[start RECORDS PROVIDED]

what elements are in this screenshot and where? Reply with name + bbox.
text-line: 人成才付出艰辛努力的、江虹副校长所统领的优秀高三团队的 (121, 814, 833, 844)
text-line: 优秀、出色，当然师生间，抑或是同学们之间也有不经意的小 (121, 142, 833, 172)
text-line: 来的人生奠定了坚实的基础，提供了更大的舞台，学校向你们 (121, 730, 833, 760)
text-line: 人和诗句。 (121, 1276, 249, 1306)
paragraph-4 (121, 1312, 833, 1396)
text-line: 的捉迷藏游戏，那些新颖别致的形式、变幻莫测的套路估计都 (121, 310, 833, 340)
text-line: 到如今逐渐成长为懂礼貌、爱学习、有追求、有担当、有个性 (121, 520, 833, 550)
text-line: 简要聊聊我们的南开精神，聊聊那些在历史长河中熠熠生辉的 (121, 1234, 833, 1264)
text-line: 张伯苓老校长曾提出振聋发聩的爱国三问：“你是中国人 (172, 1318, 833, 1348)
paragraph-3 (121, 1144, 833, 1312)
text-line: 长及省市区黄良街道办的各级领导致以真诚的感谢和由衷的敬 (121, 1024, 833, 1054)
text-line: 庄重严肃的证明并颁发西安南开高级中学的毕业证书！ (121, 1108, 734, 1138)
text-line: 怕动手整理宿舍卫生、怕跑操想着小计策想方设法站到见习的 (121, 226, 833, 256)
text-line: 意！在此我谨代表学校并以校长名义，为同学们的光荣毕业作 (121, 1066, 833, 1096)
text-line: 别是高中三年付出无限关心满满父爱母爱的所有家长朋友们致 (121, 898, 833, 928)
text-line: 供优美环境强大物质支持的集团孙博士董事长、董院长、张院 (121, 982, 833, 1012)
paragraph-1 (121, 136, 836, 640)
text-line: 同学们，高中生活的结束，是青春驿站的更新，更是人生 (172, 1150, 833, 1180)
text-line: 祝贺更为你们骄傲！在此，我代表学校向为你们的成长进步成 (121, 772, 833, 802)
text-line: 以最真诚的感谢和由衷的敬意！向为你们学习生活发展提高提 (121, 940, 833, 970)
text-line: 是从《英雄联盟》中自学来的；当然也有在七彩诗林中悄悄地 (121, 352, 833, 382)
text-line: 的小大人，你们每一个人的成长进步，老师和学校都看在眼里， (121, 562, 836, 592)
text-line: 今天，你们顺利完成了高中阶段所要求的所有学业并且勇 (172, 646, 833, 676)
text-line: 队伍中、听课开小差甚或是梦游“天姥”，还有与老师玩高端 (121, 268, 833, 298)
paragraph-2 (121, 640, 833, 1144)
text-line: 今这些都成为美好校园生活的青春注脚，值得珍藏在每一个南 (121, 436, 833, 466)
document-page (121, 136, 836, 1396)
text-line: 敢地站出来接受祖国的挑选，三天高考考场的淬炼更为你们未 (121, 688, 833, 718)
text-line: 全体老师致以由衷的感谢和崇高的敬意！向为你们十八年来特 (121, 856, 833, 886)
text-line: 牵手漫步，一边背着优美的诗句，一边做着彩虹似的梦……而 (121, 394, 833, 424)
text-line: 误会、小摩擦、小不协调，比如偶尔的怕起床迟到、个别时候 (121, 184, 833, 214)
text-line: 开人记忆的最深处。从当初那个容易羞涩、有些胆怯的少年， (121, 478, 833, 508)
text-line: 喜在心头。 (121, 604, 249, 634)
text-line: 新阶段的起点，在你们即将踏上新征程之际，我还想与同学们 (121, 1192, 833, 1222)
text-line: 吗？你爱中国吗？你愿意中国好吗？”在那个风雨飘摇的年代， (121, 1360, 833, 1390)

[end RECORDS PROVIDED]

REQUIREMENT >> Could you repeat the entries from the very first line through the line with "text-line: 祝贺更为你们骄傲！在此，我代表学校向为你们的成长进步成 (121, 772, 833, 802)", swapping "screenshot" for "document" and leaving everything else unchanged?

FINAL RESULT >>
what elements are in this document and where? Reply with name + bbox.
text-line: 人成才付出艰辛努力的、江虹副校长所统领的优秀高三团队的 (121, 814, 833, 844)
text-line: 优秀、出色，当然师生间，抑或是同学们之间也有不经意的小 (121, 142, 833, 172)
text-line: 来的人生奠定了坚实的基础，提供了更大的舞台，学校向你们 (121, 730, 833, 760)
text-line: 人和诗句。 (121, 1276, 249, 1306)
paragraph-4 (121, 1312, 833, 1396)
text-line: 的捉迷藏游戏，那些新颖别致的形式、变幻莫测的套路估计都 (121, 310, 833, 340)
text-line: 到如今逐渐成长为懂礼貌、爱学习、有追求、有担当、有个性 (121, 520, 833, 550)
text-line: 简要聊聊我们的南开精神，聊聊那些在历史长河中熠熠生辉的 (121, 1234, 833, 1264)
text-line: 张伯苓老校长曾提出振聋发聩的爱国三问：“你是中国人 (172, 1318, 833, 1348)
paragraph-3 (121, 1144, 833, 1312)
text-line: 长及省市区黄良街道办的各级领导致以真诚的感谢和由衷的敬 (121, 1024, 833, 1054)
text-line: 庄重严肃的证明并颁发西安南开高级中学的毕业证书！ (121, 1108, 734, 1138)
text-line: 怕动手整理宿舍卫生、怕跑操想着小计策想方设法站到见习的 (121, 226, 833, 256)
text-line: 意！在此我谨代表学校并以校长名义，为同学们的光荣毕业作 (121, 1066, 833, 1096)
text-line: 别是高中三年付出无限关心满满父爱母爱的所有家长朋友们致 (121, 898, 833, 928)
text-line: 供优美环境强大物质支持的集团孙博士董事长、董院长、张院 (121, 982, 833, 1012)
paragraph-1 (121, 136, 836, 640)
text-line: 同学们，高中生活的结束，是青春驿站的更新，更是人生 (172, 1150, 833, 1180)
text-line: 祝贺更为你们骄傲！在此，我代表学校向为你们的成长进步成 (121, 772, 833, 802)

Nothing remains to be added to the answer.